-- start DATA PROVIDED --
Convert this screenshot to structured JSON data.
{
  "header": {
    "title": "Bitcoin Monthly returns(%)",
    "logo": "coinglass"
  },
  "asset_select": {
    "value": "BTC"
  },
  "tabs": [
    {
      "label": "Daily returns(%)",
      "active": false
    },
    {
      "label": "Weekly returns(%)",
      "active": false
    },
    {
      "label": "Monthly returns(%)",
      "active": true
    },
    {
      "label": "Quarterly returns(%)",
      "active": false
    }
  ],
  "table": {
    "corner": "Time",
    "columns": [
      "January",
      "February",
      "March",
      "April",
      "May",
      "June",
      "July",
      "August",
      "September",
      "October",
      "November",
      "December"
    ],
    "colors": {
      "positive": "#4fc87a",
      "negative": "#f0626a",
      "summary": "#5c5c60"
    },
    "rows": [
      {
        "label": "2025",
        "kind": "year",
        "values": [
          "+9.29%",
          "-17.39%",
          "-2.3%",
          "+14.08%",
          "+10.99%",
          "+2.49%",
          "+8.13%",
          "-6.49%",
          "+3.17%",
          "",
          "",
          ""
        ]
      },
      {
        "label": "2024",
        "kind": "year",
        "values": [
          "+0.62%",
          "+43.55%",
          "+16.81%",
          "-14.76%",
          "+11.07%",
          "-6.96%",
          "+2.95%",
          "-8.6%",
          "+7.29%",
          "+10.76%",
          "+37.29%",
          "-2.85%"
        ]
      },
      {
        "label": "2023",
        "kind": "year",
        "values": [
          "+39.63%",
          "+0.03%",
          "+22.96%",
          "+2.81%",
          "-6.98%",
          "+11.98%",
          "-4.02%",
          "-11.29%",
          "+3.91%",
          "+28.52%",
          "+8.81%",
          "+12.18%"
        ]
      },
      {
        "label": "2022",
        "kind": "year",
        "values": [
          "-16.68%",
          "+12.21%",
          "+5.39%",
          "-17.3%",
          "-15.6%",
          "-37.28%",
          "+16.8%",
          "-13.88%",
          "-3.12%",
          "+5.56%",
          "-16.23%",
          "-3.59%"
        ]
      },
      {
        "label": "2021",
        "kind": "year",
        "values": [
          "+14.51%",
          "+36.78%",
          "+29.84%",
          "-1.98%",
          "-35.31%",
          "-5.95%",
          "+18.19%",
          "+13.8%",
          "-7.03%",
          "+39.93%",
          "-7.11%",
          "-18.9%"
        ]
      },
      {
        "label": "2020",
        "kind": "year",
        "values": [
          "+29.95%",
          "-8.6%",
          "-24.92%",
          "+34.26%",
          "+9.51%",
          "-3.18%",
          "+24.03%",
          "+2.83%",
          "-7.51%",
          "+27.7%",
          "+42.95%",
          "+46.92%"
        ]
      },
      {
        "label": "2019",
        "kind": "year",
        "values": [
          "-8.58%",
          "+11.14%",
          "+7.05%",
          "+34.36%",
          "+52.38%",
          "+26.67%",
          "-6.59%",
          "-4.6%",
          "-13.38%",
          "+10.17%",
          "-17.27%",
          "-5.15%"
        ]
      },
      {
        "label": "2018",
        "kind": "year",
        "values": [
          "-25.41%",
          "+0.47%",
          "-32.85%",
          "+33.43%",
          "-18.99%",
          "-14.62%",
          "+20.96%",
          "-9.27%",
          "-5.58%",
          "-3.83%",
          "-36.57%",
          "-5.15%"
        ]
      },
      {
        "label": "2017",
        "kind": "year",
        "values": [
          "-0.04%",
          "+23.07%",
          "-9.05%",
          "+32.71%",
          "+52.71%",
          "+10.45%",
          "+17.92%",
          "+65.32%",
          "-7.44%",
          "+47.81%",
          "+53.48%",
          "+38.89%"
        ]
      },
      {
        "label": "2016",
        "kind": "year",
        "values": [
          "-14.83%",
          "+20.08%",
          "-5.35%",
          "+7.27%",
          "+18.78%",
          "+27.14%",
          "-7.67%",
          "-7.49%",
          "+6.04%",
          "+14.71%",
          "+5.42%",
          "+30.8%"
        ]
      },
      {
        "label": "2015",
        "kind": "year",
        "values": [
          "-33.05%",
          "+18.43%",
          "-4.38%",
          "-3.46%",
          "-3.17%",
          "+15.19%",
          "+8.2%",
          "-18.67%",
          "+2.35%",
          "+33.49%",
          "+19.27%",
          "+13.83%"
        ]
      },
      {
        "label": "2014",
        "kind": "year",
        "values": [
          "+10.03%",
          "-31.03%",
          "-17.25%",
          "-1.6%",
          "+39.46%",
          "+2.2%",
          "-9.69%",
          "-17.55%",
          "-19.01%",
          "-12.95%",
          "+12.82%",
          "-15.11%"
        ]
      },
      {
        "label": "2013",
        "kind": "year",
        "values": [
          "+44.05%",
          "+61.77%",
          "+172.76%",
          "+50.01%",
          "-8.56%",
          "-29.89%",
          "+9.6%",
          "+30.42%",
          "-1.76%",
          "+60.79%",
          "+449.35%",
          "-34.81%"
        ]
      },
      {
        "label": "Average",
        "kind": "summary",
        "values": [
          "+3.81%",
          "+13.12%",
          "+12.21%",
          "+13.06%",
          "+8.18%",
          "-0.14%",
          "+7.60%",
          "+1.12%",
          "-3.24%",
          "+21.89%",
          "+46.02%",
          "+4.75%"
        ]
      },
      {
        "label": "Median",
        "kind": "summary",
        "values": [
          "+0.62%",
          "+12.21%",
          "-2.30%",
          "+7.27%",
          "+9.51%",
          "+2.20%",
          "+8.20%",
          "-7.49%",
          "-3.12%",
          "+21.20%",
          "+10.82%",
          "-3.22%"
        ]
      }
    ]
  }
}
-- end DATA PROVIDED --
**YOUR TASK:**
Which lines in the listing above hold the word "Monthly"? Show each of them.

**SOLUTION TO THE EXERCISE:**
    "title": "Bitcoin Monthly returns(%)",
      "label": "Monthly returns(%)",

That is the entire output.